##### Passage shown #####

Transport for London (TfL) has published the results of its step-free access consultation as it launches a trial of a new bridging device as part of its ongoing work to make the capital’s network more accessible and inclusive.
The specially commissioned bridging device has been designed to provide additional support, comfort and reassurance to customers at step-free stations where there remains a small gap between the platform and train carriage.
Customers will be invited to try the new bridging device at eight Jubilee line stations until February 2023 – including London Bridge, Canary Wharf and Green Park. Customers can turn up at any one of the stations in the trial to request to use the bridging device and station staff will be able to deploy the device. They are also available to assist customers wanting to get off the train at one of the trial stations, by requesting for a member of staff to be waiting with the device.
The bridging device is the same width as the boarding ramps already in extensive use across the network but is only 200mm in length. Customers who have used the device are invited to provide comments about their experience including suggesting a name for it.
If the trial is successful, TfL will consider extending the use of the bridging device across the London Underground and wider TfL network as it continues working to make the capital’s network more accessible and inclusive.
From November 2021, TfL ran a 14-week public consultation looking into how it could best shape the future of step-free access on the Tube when suitable funding is identified.
More than 5,500 people took part in the public consultation, with the headline responses including that 66% of public respondents would use the Tube more if there were more step-free stations. 880 people who completed the consultation said they do not currently use the Tube, but 80% of these said they would use it if it was more accessible to them.
Mark Evers, Transport for London’s Chief Customer Officer, said: “Making our transport network more accessible and inclusive is a top priority for us, as we know that a more accessible public transport network benefits everyone. The response to the consultation shows how important accessibility is for encouraging more people to use public transport. The bridging device has been designed to improve customers’ confidence and experience of using the network and I hope as many people as possible try it out during the trial period.
“The results of the step-free access consultation have already been embedded in our short-term work to improve accessibility and will continue to shape our future goals.”
Other key findings in the consultation include:
- Stations that interchange with other transport services were a clear priority for respondents, along with stations that are within easy reach of hospitals and healthcare services.
- 69% of public respondents felt that it would be best to prioritise step-free access at a combination of some smaller and medium sized Tube stations and part of a complex station (as opposed to just one complex station; a few medium stations; or more smaller stations).
- 63% of respondents preferred for TfL to ‘plug the gaps’ where there is a large area with few step-free stations rather than create ‘hubs’ by filling in the gaps where most of an area is already step-free.
- More than half said their usage of the Tube would expand (52%) and that their journeys would be made easier (68%) and less stressful (64%) if their most important Tube stations were made step-free.
There are now more than 200 step-free stations across the TfL network. These include: 92 Tube stations, 62 London Overground stations, all DLR stations and Tram stops. All 41 Elizabeth line stations have step-free access, with the majority of central stations being step-free from street to train.

##### Data #####

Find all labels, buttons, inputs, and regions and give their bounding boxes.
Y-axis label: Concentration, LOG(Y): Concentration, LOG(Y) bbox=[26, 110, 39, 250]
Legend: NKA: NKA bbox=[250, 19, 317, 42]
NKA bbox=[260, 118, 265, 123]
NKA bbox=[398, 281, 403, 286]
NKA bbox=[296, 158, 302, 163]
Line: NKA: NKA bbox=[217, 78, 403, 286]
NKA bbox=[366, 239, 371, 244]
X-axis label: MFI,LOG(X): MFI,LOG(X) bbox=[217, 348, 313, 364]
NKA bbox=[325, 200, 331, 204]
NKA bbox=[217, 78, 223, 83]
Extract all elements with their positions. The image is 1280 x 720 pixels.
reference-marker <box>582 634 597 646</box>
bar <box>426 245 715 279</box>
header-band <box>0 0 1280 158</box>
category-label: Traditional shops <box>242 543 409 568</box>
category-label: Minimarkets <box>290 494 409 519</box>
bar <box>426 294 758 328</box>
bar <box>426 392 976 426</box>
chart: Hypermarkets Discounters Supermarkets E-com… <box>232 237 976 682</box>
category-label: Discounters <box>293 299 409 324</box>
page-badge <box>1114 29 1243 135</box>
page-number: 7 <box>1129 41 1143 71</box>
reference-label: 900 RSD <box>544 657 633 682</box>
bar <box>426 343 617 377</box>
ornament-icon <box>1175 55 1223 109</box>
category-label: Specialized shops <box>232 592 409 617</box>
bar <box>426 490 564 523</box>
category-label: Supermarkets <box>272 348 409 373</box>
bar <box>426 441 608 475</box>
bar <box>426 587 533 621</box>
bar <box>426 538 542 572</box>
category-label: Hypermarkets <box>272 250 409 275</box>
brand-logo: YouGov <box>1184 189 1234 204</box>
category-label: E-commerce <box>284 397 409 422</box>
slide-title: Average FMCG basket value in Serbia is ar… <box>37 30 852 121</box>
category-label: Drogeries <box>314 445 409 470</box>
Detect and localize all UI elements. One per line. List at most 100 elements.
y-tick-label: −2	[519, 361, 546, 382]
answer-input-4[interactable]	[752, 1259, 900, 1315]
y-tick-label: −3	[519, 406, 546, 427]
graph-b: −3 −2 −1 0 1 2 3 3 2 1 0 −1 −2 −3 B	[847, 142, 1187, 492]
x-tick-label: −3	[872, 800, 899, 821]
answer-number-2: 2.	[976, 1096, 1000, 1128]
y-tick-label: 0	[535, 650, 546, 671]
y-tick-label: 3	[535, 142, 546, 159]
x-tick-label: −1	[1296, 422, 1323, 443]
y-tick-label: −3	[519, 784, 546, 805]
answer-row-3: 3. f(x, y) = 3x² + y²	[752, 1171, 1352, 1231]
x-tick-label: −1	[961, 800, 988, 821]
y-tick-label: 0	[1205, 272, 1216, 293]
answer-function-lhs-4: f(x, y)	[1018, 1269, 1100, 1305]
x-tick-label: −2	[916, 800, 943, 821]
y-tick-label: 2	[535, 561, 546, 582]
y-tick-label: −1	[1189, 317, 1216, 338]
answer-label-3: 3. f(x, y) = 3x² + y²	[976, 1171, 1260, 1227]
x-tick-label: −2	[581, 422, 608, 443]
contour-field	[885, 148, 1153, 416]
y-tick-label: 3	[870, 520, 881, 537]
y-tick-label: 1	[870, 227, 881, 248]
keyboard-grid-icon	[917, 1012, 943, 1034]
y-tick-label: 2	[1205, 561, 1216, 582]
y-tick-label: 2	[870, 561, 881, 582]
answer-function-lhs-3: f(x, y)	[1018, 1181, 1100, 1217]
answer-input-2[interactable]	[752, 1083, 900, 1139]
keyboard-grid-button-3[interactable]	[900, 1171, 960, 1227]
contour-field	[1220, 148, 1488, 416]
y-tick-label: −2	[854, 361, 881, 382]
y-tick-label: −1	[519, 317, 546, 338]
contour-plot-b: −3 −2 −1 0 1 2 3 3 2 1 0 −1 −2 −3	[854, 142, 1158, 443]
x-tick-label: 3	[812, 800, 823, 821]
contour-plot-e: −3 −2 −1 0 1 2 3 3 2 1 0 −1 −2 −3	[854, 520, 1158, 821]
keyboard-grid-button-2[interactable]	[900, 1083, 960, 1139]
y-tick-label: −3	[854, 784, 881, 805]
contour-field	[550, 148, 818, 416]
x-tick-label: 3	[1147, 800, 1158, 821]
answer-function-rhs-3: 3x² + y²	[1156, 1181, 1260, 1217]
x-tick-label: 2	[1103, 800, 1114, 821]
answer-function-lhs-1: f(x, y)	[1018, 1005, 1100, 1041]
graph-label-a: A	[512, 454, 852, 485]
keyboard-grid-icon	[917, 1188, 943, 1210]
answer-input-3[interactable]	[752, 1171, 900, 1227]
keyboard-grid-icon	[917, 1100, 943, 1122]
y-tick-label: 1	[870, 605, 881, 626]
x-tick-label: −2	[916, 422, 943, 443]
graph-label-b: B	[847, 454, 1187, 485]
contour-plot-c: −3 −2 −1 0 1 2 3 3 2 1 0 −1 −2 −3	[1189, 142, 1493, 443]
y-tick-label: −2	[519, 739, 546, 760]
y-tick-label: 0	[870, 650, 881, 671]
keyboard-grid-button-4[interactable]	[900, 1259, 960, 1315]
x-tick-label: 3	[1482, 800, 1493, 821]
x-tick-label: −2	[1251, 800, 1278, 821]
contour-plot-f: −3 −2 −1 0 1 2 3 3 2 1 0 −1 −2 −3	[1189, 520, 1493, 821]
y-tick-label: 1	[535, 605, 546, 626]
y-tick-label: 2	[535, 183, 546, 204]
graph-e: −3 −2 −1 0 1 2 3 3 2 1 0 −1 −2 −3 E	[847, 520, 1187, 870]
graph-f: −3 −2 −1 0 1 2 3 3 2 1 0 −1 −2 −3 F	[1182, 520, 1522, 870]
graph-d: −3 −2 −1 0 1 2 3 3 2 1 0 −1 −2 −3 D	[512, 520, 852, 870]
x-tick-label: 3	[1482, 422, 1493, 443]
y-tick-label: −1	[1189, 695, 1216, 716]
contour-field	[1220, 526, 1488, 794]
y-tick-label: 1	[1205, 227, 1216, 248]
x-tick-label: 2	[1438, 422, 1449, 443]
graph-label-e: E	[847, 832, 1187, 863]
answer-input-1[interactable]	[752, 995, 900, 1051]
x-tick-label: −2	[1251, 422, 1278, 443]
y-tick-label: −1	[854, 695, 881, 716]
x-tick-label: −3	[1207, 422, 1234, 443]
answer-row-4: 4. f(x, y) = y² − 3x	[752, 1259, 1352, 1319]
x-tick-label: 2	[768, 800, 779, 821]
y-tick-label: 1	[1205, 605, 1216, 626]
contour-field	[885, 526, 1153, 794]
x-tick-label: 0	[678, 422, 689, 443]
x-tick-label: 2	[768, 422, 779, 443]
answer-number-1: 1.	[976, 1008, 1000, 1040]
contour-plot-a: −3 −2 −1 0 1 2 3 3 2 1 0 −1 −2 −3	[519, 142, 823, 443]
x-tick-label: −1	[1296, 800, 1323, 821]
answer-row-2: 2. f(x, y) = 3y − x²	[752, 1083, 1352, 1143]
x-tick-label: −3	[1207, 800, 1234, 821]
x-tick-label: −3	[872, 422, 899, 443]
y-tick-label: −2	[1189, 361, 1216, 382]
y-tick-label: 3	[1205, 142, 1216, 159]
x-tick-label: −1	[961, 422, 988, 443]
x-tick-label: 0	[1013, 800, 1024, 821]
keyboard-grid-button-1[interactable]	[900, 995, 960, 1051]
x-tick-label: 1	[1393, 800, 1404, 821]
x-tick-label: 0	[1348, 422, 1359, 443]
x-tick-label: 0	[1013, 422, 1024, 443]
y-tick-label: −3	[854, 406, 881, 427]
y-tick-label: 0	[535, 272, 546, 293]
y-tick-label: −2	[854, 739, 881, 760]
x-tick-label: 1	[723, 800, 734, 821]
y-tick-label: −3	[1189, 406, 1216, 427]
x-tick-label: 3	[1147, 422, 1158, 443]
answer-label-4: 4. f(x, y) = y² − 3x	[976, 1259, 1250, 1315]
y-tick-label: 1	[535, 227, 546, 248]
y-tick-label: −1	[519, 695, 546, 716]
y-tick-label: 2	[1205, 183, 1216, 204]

#####

• [Task description]:
Answer these from the article on step-free access:
(a) How long is the bridging device?
(b) How many people took part in the public consultation?
(c) How many Elizabeth line stations have step-free access?

• [Solution to this task]:
(a) 200mm
(b) More than 5,500
(c) All 41